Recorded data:

## BEGIN

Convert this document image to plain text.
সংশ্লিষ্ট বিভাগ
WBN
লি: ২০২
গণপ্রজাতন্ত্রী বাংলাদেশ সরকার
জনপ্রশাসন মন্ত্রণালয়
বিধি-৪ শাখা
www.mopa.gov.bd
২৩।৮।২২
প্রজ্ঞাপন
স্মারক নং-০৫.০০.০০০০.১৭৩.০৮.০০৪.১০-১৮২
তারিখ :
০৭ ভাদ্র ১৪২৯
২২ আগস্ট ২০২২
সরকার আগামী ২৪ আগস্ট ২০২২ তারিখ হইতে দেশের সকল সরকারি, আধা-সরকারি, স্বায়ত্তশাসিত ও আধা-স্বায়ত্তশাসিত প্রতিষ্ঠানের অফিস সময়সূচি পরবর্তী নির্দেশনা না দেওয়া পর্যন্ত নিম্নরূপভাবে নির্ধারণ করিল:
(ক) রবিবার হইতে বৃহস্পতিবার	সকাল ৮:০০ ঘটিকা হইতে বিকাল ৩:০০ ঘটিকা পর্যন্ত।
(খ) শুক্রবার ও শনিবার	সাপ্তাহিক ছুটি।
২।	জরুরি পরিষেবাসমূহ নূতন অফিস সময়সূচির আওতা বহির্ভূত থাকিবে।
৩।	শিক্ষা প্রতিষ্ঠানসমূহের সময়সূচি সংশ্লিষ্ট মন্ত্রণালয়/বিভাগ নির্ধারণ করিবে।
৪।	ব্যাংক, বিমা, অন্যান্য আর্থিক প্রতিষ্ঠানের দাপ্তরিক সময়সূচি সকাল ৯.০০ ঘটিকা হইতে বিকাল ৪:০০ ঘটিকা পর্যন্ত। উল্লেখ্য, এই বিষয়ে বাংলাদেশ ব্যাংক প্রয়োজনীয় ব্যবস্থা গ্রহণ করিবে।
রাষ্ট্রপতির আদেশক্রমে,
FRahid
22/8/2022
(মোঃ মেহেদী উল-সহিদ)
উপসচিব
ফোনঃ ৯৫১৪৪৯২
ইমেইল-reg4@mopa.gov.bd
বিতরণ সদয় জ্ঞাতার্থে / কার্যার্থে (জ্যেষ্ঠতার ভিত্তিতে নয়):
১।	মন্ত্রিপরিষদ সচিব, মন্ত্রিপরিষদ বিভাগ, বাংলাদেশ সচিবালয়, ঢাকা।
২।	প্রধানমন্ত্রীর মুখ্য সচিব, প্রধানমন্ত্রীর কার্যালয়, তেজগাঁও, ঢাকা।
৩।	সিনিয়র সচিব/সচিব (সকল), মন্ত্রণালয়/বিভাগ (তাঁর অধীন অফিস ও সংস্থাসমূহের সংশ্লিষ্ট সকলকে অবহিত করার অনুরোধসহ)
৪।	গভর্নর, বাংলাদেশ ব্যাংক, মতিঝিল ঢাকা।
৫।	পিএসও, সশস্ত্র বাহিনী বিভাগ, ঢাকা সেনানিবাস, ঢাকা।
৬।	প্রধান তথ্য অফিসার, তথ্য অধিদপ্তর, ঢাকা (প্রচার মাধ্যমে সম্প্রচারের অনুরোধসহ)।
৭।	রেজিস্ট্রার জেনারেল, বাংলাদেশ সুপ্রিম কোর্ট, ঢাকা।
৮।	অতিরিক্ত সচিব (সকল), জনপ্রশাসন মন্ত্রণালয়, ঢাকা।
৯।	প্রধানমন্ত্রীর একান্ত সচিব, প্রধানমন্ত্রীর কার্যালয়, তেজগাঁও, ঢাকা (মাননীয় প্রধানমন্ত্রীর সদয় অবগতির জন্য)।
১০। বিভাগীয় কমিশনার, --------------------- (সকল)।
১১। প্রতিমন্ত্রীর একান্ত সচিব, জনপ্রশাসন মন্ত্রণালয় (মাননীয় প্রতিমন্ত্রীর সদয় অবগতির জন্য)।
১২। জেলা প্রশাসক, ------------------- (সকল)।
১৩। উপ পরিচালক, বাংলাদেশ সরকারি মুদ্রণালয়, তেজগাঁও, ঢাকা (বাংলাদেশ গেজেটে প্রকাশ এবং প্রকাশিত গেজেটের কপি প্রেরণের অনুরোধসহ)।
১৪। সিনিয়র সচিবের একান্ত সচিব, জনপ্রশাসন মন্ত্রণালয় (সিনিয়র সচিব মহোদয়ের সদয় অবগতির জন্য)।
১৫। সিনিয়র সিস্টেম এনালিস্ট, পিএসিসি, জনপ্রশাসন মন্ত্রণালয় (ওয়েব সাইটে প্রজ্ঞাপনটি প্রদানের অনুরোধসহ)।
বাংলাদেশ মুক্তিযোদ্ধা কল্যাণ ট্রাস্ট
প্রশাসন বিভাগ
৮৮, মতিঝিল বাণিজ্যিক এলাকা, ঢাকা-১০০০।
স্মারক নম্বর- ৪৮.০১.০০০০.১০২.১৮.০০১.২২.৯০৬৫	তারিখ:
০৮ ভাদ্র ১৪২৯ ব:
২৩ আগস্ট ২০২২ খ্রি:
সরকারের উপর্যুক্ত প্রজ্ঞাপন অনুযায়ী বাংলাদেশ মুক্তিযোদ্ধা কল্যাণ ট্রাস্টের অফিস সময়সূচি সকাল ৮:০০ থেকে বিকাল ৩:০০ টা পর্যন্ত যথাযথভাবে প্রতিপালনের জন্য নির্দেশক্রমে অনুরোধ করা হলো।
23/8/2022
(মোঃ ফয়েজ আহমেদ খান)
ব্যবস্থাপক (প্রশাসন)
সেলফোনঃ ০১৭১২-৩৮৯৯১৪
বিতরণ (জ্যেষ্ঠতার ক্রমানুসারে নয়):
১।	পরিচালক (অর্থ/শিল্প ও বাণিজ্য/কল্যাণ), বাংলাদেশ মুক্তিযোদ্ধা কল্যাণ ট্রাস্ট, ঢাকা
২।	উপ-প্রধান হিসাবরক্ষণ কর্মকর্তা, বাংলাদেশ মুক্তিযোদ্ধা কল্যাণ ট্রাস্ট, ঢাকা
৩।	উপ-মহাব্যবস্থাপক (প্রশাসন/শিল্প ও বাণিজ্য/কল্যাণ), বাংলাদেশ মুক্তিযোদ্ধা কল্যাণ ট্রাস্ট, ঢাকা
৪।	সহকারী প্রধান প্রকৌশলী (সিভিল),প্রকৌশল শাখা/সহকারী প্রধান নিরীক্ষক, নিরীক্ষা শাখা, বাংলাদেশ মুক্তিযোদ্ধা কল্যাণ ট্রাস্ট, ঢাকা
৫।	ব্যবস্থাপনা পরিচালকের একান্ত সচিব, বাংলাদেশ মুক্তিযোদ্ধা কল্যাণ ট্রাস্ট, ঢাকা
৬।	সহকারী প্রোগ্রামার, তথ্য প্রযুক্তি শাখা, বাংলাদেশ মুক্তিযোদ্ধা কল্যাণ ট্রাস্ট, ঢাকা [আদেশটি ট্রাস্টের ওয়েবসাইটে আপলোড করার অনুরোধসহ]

## END

→ **DIRECTIONS**
Repeat every record exactly as written, please.

→ **CORRECT RESPONSE**
Convert this document image to plain text.
সংশ্লিষ্ট বিভাগ
WBN
লি: ২০২
গণপ্রজাতন্ত্রী বাংলাদেশ সরকার
জনপ্রশাসন মন্ত্রণালয়
বিধি-৪ শাখা
www.mopa.gov.bd
২৩।৮।২২
প্রজ্ঞাপন
স্মারক নং-০৫.০০.০০০০.১৭৩.০৮.০০৪.১০-১৮২
তারিখ :
০৭ ভাদ্র ১৪২৯
২২ আগস্ট ২০২২
সরকার আগামী ২৪ আগস্ট ২০২২ তারিখ হইতে দেশের সকল সরকারি, আধা-সরকারি, স্বায়ত্তশাসিত ও আধা-স্বায়ত্তশাসিত প্রতিষ্ঠানের অফিস সময়সূচি পরবর্তী নির্দেশনা না দেওয়া পর্যন্ত নিম্নরূপভাবে নির্ধারণ করিল:
(ক) রবিবার হইতে বৃহস্পতিবার	সকাল ৮:০০ ঘটিকা হইতে বিকাল ৩:০০ ঘটিকা পর্যন্ত।
(খ) শুক্রবার ও শনিবার	সাপ্তাহিক ছুটি।
২।	জরুরি পরিষেবাসমূহ নূতন অফিস সময়সূচির আওতা বহির্ভূত থাকিবে।
৩।	শিক্ষা প্রতিষ্ঠানসমূহের সময়সূচি সংশ্লিষ্ট মন্ত্রণালয়/বিভাগ নির্ধারণ করিবে।
৪।	ব্যাংক, বিমা, অন্যান্য আর্থিক প্রতিষ্ঠানের দাপ্তরিক সময়সূচি সকাল ৯.০০ ঘটিকা হইতে বিকাল ৪:০০ ঘটিকা পর্যন্ত। উল্লেখ্য, এই বিষয়ে বাংলাদেশ ব্যাংক প্রয়োজনীয় ব্যবস্থা গ্রহণ করিবে।
রাষ্ট্রপতির আদেশক্রমে,
FRahid
22/8/2022
(মোঃ মেহেদী উল-সহিদ)
উপসচিব
ফোনঃ ৯৫১৪৪৯২
ইমেইল-reg4@mopa.gov.bd
বিতরণ সদয় জ্ঞাতার্থে / কার্যার্থে (জ্যেষ্ঠতার ভিত্তিতে নয়):
১।	মন্ত্রিপরিষদ সচিব, মন্ত্রিপরিষদ বিভাগ, বাংলাদেশ সচিবালয়, ঢাকা।
২।	প্রধানমন্ত্রীর মুখ্য সচিব, প্রধানমন্ত্রীর কার্যালয়, তেজগাঁও, ঢাকা।
৩।	সিনিয়র সচিব/সচিব (সকল), মন্ত্রণালয়/বিভাগ (তাঁর অধীন অফিস ও সংস্থাসমূহের সংশ্লিষ্ট সকলকে অবহিত করার অনুরোধসহ)
৪।	গভর্নর, বাংলাদেশ ব্যাংক, মতিঝিল ঢাকা।
৫।	পিএসও, সশস্ত্র বাহিনী বিভাগ, ঢাকা সেনানিবাস, ঢাকা।
৬।	প্রধান তথ্য অফিসার, তথ্য অধিদপ্তর, ঢাকা (প্রচার মাধ্যমে সম্প্রচারের অনুরোধসহ)।
৭।	রেজিস্ট্রার জেনারেল, বাংলাদেশ সুপ্রিম কোর্ট, ঢাকা।
৮।	অতিরিক্ত সচিব (সকল), জনপ্রশাসন মন্ত্রণালয়, ঢাকা।
৯।	প্রধানমন্ত্রীর একান্ত সচিব, প্রধানমন্ত্রীর কার্যালয়, তেজগাঁও, ঢাকা (মাননীয় প্রধানমন্ত্রীর সদয় অবগতির জন্য)।
১০। বিভাগীয় কমিশনার, --------------------- (সকল)।
১১। প্রতিমন্ত্রীর একান্ত সচিব, জনপ্রশাসন মন্ত্রণালয় (মাননীয় প্রতিমন্ত্রীর সদয় অবগতির জন্য)।
১২। জেলা প্রশাসক, ------------------- (সকল)।
১৩। উপ পরিচালক, বাংলাদেশ সরকারি মুদ্রণালয়, তেজগাঁও, ঢাকা (বাংলাদেশ গেজেটে প্রকাশ এবং প্রকাশিত গেজেটের কপি প্রেরণের অনুরোধসহ)।
১৪। সিনিয়র সচিবের একান্ত সচিব, জনপ্রশাসন মন্ত্রণালয় (সিনিয়র সচিব মহোদয়ের সদয় অবগতির জন্য)।
১৫। সিনিয়র সিস্টেম এনালিস্ট, পিএসিসি, জনপ্রশাসন মন্ত্রণালয় (ওয়েব সাইটে প্রজ্ঞাপনটি প্রদানের অনুরোধসহ)।
বাংলাদেশ মুক্তিযোদ্ধা কল্যাণ ট্রাস্ট
প্রশাসন বিভাগ
৮৮, মতিঝিল বাণিজ্যিক এলাকা, ঢাকা-১০০০।
স্মারক নম্বর- ৪৮.০১.০০০০.১০২.১৮.০০১.২২.৯০৬৫	তারিখ:
০৮ ভাদ্র ১৪২৯ ব:
২৩ আগস্ট ২০২২ খ্রি:
সরকারের উপর্যুক্ত প্রজ্ঞাপন অনুযায়ী বাংলাদেশ মুক্তিযোদ্ধা কল্যাণ ট্রাস্টের অফিস সময়সূচি সকাল ৮:০০ থেকে বিকাল ৩:০০ টা পর্যন্ত যথাযথভাবে প্রতিপালনের জন্য নির্দেশক্রমে অনুরোধ করা হলো।
23/8/2022
(মোঃ ফয়েজ আহমেদ খান)
ব্যবস্থাপক (প্রশাসন)
সেলফোনঃ ০১৭১২-৩৮৯৯১৪
বিতরণ (জ্যেষ্ঠতার ক্রমানুসারে নয়):
১।	পরিচালক (অর্থ/শিল্প ও বাণিজ্য/কল্যাণ), বাংলাদেশ মুক্তিযোদ্ধা কল্যাণ ট্রাস্ট, ঢাকা
২।	উপ-প্রধান হিসাবরক্ষণ কর্মকর্তা, বাংলাদেশ মুক্তিযোদ্ধা কল্যাণ ট্রাস্ট, ঢাকা
৩।	উপ-মহাব্যবস্থাপক (প্রশাসন/শিল্প ও বাণিজ্য/কল্যাণ), বাংলাদেশ মুক্তিযোদ্ধা কল্যাণ ট্রাস্ট, ঢাকা
৪।	সহকারী প্রধান প্রকৌশলী (সিভিল),প্রকৌশল শাখা/সহকারী প্রধান নিরীক্ষক, নিরীক্ষা শাখা, বাংলাদেশ মুক্তিযোদ্ধা কল্যাণ ট্রাস্ট, ঢাকা
৫।	ব্যবস্থাপনা পরিচালকের একান্ত সচিব, বাংলাদেশ মুক্তিযোদ্ধা কল্যাণ ট্রাস্ট, ঢাকা
৬।	সহকারী প্রোগ্রামার, তথ্য প্রযুক্তি শাখা, বাংলাদেশ মুক্তিযোদ্ধা কল্যাণ ট্রাস্ট, ঢাকা [আদেশটি ট্রাস্টের ওয়েবসাইটে আপলোড করার অনুরোধসহ]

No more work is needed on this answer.